Record set:
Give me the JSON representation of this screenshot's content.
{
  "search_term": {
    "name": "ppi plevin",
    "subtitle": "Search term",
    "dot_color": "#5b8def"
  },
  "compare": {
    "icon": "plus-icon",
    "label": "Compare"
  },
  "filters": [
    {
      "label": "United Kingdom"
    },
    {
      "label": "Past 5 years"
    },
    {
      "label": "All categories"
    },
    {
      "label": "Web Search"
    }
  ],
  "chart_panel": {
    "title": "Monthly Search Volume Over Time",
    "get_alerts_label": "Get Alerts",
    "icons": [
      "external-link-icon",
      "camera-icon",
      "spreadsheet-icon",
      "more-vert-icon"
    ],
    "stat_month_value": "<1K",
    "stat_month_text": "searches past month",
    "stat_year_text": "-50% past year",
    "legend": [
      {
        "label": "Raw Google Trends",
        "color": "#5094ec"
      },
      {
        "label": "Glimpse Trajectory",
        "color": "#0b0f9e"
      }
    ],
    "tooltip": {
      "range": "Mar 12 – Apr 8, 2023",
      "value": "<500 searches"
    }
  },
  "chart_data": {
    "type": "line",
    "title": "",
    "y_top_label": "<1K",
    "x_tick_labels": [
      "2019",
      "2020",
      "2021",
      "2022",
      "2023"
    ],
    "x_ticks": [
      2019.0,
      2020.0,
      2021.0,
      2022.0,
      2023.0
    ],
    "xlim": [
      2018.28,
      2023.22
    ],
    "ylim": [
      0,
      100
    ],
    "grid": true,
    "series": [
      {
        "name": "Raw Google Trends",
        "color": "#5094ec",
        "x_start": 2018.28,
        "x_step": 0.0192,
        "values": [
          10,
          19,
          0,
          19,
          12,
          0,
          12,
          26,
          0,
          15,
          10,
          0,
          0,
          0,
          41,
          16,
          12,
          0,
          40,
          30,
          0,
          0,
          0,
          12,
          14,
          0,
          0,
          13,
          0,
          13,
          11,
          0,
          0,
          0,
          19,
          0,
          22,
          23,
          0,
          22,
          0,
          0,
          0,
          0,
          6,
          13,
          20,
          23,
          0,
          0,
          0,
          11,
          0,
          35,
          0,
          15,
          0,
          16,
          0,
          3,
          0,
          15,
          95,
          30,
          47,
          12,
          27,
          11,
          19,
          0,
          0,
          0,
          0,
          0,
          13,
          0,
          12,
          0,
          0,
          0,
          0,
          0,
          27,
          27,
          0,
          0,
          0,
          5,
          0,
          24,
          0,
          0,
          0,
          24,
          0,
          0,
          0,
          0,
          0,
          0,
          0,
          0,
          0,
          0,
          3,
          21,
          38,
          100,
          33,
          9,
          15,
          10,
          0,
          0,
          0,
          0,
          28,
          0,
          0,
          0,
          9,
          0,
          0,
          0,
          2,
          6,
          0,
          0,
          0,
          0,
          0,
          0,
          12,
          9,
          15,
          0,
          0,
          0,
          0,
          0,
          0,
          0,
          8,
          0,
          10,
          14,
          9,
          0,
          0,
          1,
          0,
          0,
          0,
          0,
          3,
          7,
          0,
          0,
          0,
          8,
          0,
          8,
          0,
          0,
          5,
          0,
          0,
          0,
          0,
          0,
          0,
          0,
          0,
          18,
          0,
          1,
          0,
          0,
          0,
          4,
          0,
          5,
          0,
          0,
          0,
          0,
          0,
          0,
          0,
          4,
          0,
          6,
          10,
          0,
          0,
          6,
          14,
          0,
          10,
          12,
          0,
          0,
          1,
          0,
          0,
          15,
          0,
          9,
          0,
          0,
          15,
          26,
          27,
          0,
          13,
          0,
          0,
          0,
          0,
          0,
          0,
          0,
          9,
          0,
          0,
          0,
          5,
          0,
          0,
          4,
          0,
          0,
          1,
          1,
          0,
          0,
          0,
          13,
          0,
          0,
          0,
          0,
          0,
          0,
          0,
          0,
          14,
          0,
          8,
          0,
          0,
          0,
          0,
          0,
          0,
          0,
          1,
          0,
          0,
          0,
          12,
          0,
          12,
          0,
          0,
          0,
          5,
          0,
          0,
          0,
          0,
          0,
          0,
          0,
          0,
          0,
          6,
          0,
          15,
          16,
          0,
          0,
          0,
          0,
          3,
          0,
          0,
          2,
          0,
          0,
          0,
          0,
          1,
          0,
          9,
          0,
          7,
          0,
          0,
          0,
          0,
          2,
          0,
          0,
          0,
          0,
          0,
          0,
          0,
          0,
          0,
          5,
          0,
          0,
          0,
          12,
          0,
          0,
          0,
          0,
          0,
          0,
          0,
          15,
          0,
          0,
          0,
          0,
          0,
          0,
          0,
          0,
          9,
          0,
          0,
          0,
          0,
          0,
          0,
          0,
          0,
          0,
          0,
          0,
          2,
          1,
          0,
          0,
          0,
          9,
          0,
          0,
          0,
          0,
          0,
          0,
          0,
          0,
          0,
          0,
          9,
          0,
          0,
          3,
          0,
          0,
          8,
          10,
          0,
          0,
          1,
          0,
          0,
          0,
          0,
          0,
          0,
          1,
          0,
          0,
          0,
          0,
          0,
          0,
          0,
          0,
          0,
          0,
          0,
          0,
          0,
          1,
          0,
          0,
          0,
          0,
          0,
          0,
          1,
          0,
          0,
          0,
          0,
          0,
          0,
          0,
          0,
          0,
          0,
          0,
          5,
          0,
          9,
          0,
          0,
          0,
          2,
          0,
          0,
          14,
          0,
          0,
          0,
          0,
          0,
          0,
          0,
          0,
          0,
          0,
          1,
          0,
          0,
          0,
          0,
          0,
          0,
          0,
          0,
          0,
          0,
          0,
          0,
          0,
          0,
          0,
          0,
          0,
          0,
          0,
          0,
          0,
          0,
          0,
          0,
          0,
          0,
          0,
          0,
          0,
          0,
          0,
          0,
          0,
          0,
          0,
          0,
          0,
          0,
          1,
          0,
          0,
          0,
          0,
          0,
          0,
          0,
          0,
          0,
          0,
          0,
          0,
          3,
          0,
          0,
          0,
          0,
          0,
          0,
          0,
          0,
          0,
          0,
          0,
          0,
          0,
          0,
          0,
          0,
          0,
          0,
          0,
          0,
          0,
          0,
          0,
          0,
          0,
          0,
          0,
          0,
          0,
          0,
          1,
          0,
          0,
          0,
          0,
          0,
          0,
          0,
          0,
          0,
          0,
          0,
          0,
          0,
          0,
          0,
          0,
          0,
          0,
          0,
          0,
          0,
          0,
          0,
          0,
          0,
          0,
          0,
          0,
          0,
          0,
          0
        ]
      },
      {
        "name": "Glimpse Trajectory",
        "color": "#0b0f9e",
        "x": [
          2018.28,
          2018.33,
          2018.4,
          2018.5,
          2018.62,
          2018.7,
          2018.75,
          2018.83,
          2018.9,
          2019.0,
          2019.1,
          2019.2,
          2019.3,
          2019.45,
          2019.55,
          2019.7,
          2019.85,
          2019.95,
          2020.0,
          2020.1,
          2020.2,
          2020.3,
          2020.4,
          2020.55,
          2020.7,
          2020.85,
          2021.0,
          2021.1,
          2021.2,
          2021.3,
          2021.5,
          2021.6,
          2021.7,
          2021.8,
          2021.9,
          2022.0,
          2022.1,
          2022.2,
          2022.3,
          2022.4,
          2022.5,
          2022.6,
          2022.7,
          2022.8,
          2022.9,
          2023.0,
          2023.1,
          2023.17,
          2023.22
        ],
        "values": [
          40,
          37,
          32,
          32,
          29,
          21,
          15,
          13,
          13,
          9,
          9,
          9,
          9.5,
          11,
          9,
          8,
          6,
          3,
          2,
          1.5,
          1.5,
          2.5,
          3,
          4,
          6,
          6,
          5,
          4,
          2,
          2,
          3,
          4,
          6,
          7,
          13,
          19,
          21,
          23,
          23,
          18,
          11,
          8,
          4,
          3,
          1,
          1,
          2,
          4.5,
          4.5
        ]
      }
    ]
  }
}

Task directions: Find the lines that include the string "Google", then copy each of them.

Solution:
        "label": "Raw Google Trends",
        "name": "Raw Google Trends",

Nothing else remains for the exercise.